▸ **RECORDS SUPPLIED**:

____________________

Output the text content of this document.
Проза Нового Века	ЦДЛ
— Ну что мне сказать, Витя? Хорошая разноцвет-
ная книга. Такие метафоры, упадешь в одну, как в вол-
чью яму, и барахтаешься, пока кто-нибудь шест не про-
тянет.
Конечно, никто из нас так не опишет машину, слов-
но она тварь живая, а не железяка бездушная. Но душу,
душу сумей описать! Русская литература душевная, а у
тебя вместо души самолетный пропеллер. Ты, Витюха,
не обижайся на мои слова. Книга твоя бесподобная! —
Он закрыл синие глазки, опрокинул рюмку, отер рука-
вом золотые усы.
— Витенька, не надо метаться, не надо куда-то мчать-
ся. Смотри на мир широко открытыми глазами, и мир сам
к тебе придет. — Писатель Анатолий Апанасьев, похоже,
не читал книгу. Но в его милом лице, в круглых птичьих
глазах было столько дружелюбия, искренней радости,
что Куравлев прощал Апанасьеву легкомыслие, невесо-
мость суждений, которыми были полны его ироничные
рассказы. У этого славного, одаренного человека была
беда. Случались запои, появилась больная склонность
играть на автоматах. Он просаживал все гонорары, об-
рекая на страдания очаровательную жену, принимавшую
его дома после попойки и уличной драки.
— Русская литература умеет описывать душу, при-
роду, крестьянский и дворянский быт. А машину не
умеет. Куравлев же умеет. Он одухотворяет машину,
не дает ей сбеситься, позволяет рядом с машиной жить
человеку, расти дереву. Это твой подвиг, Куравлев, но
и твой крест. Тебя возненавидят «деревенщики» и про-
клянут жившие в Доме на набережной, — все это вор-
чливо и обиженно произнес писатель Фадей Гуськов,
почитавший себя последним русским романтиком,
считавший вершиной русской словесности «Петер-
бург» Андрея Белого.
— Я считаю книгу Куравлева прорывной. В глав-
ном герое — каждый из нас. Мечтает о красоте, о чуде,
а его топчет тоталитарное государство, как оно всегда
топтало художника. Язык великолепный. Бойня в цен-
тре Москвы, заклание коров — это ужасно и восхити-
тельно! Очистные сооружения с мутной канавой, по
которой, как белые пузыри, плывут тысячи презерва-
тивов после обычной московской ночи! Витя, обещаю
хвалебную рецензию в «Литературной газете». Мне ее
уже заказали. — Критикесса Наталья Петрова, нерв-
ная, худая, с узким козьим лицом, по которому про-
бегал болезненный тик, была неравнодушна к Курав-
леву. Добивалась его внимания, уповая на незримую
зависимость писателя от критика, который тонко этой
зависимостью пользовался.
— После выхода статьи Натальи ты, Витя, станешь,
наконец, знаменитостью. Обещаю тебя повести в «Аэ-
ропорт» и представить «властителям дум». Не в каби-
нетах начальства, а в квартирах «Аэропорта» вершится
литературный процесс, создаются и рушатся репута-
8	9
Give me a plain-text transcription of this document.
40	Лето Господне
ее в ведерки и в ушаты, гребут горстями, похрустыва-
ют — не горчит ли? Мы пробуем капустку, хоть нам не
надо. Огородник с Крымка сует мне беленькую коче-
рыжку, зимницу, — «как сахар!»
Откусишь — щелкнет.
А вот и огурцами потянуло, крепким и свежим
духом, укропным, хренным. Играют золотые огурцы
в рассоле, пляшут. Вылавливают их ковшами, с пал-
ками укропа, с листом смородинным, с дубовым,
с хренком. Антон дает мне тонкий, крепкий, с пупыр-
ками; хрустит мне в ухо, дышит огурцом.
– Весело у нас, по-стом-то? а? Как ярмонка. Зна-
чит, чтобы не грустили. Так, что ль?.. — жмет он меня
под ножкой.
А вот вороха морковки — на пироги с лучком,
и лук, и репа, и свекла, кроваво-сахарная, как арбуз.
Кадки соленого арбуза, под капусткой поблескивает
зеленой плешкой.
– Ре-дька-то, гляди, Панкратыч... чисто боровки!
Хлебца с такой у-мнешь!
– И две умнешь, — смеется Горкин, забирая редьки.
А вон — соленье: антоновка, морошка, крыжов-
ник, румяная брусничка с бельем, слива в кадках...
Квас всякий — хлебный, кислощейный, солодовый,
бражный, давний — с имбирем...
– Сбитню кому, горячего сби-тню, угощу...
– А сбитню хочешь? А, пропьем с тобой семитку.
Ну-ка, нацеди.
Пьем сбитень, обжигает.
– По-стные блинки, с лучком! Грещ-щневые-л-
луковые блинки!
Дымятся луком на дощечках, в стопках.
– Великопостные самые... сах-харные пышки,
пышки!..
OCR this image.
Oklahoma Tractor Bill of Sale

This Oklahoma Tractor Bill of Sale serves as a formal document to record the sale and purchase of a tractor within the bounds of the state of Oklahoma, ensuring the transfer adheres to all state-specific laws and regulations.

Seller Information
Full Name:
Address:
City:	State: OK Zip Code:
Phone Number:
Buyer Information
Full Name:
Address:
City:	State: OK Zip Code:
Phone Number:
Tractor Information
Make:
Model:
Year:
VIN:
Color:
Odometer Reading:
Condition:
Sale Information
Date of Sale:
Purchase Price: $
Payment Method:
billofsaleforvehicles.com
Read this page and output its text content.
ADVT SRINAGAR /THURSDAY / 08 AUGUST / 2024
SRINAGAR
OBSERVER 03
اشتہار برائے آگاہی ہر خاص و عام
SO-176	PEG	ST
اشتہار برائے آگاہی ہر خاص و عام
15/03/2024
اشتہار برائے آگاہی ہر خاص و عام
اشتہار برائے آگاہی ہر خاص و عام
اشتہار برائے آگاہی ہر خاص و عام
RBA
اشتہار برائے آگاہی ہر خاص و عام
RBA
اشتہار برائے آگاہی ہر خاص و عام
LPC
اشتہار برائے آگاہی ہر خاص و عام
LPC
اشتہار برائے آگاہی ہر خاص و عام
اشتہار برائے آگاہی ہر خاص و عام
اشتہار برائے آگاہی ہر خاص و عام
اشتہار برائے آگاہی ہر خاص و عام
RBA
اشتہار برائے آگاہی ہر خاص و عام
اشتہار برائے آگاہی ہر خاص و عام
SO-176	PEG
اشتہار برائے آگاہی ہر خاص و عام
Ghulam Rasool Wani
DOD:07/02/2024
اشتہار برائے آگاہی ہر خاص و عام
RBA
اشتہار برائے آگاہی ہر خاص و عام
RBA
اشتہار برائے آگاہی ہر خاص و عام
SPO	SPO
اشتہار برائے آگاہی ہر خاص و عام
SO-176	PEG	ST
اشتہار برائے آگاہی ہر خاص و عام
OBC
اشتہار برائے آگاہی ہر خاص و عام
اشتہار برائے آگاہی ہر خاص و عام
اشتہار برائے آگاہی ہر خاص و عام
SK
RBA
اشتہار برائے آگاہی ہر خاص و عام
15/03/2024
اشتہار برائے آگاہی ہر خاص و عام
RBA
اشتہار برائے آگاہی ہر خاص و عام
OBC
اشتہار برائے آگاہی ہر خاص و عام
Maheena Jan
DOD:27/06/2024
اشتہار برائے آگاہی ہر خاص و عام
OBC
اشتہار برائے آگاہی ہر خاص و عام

____________________

▸ **SHORT PROBLEM**:
Using the material above, print every entry exactly as written.

▸ **RESPONSE BELOW**:
Output the text content of this document.
Проза Нового Века	ЦДЛ
— Ну что мне сказать, Витя? Хорошая разноцвет-
ная книга. Такие метафоры, упадешь в одну, как в вол-
чью яму, и барахтаешься, пока кто-нибудь шест не про-
тянет.
Конечно, никто из нас так не опишет машину, слов-
но она тварь живая, а не железяка бездушная. Но душу,
душу сумей описать! Русская литература душевная, а у
тебя вместо души самолетный пропеллер. Ты, Витюха,
не обижайся на мои слова. Книга твоя бесподобная! —
Он закрыл синие глазки, опрокинул рюмку, отер рука-
вом золотые усы.
— Витенька, не надо метаться, не надо куда-то мчать-
ся. Смотри на мир широко открытыми глазами, и мир сам
к тебе придет. — Писатель Анатолий Апанасьев, похоже,
не читал книгу. Но в его милом лице, в круглых птичьих
глазах было столько дружелюбия, искренней радости,
что Куравлев прощал Апанасьеву легкомыслие, невесо-
мость суждений, которыми были полны его ироничные
рассказы. У этого славного, одаренного человека была
беда. Случались запои, появилась больная склонность
играть на автоматах. Он просаживал все гонорары, об-
рекая на страдания очаровательную жену, принимавшую
его дома после попойки и уличной драки.
— Русская литература умеет описывать душу, при-
роду, крестьянский и дворянский быт. А машину не
умеет. Куравлев же умеет. Он одухотворяет машину,
не дает ей сбеситься, позволяет рядом с машиной жить
человеку, расти дереву. Это твой подвиг, Куравлев, но
и твой крест. Тебя возненавидят «деревенщики» и про-
клянут жившие в Доме на набережной, — все это вор-
чливо и обиженно произнес писатель Фадей Гуськов,
почитавший себя последним русским романтиком,
считавший вершиной русской словесности «Петер-
бург» Андрея Белого.
— Я считаю книгу Куравлева прорывной. В глав-
ном герое — каждый из нас. Мечтает о красоте, о чуде,
а его топчет тоталитарное государство, как оно всегда
топтало художника. Язык великолепный. Бойня в цен-
тре Москвы, заклание коров — это ужасно и восхити-
тельно! Очистные сооружения с мутной канавой, по
которой, как белые пузыри, плывут тысячи презерва-
тивов после обычной московской ночи! Витя, обещаю
хвалебную рецензию в «Литературной газете». Мне ее
уже заказали. — Критикесса Наталья Петрова, нерв-
ная, худая, с узким козьим лицом, по которому про-
бегал болезненный тик, была неравнодушна к Курав-
леву. Добивалась его внимания, уповая на незримую
зависимость писателя от критика, который тонко этой
зависимостью пользовался.
— После выхода статьи Натальи ты, Витя, станешь,
наконец, знаменитостью. Обещаю тебя повести в «Аэ-
ропорт» и представить «властителям дум». Не в каби-
нетах начальства, а в квартирах «Аэропорта» вершится
литературный процесс, создаются и рушатся репута-
8	9
Give me a plain-text transcription of this document.
40	Лето Господне
ее в ведерки и в ушаты, гребут горстями, похрустыва-
ют — не горчит ли? Мы пробуем капустку, хоть нам не
надо. Огородник с Крымка сует мне беленькую коче-
рыжку, зимницу, — «как сахар!»
Откусишь — щелкнет.
А вот и огурцами потянуло, крепким и свежим
духом, укропным, хренным. Играют золотые огурцы
в рассоле, пляшут. Вылавливают их ковшами, с пал-
ками укропа, с листом смородинным, с дубовым,
с хренком. Антон дает мне тонкий, крепкий, с пупыр-
ками; хрустит мне в ухо, дышит огурцом.
– Весело у нас, по-стом-то? а? Как ярмонка. Зна-
чит, чтобы не грустили. Так, что ль?.. — жмет он меня
под ножкой.
А вот вороха морковки — на пироги с лучком,
и лук, и репа, и свекла, кроваво-сахарная, как арбуз.
Кадки соленого арбуза, под капусткой поблескивает
зеленой плешкой.
– Ре-дька-то, гляди, Панкратыч... чисто боровки!
Хлебца с такой у-мнешь!
– И две умнешь, — смеется Горкин, забирая редьки.
А вон — соленье: антоновка, морошка, крыжов-
ник, румяная брусничка с бельем, слива в кадках...
Квас всякий — хлебный, кислощейный, солодовый,
бражный, давний — с имбирем...
– Сбитню кому, горячего сби-тню, угощу...
– А сбитню хочешь? А, пропьем с тобой семитку.
Ну-ка, нацеди.
Пьем сбитень, обжигает.
– По-стные блинки, с лучком! Грещ-щневые-л-
луковые блинки!
Дымятся луком на дощечках, в стопках.
– Великопостные самые... сах-харные пышки,
пышки!..
OCR this image.
Oklahoma Tractor Bill of Sale

This Oklahoma Tractor Bill of Sale serves as a formal document to record the sale and purchase of a tractor within the bounds of the state of Oklahoma, ensuring the transfer adheres to all state-specific laws and regulations.

Seller Information
Full Name:
Address:
City:	State: OK Zip Code:
Phone Number:
Buyer Information
Full Name:
Address:
City:	State: OK Zip Code:
Phone Number:
Tractor Information
Make:
Model:
Year:
VIN:
Color:
Odometer Reading:
Condition:
Sale Information
Date of Sale:
Purchase Price: $
Payment Method:
billofsaleforvehicles.com
Read this page and output its text content.
ADVT SRINAGAR /THURSDAY / 08 AUGUST / 2024
SRINAGAR
OBSERVER 03
اشتہار برائے آگاہی ہر خاص و عام
SO-176	PEG	ST
اشتہار برائے آگاہی ہر خاص و عام
15/03/2024
اشتہار برائے آگاہی ہر خاص و عام
اشتہار برائے آگاہی ہر خاص و عام
اشتہار برائے آگاہی ہر خاص و عام
RBA
اشتہار برائے آگاہی ہر خاص و عام
RBA
اشتہار برائے آگاہی ہر خاص و عام
LPC
اشتہار برائے آگاہی ہر خاص و عام
LPC
اشتہار برائے آگاہی ہر خاص و عام
اشتہار برائے آگاہی ہر خاص و عام
اشتہار برائے آگاہی ہر خاص و عام
اشتہار برائے آگاہی ہر خاص و عام
RBA
اشتہار برائے آگاہی ہر خاص و عام
اشتہار برائے آگاہی ہر خاص و عام
SO-176	PEG
اشتہار برائے آگاہی ہر خاص و عام
Ghulam Rasool Wani
DOD:07/02/2024
اشتہار برائے آگاہی ہر خاص و عام
RBA
اشتہار برائے آگاہی ہر خاص و عام
RBA
اشتہار برائے آگاہی ہر خاص و عام
SPO	SPO
اشتہار برائے آگاہی ہر خاص و عام
SO-176	PEG	ST
اشتہار برائے آگاہی ہر خاص و عام
OBC
اشتہار برائے آگاہی ہر خاص و عام
اشتہار برائے آگاہی ہر خاص و عام
اشتہار برائے آگاہی ہر خاص و عام
SK
RBA
اشتہار برائے آگاہی ہر خاص و عام
15/03/2024
اشتہار برائے آگاہی ہر خاص و عام
RBA
اشتہار برائے آگاہی ہر خاص و عام
OBC
اشتہار برائے آگاہی ہر خاص و عام
Maheena Jan
DOD:27/06/2024
اشتہار برائے آگاہی ہر خاص و عام
OBC
اشتہار برائے آگاہی ہر خاص و عام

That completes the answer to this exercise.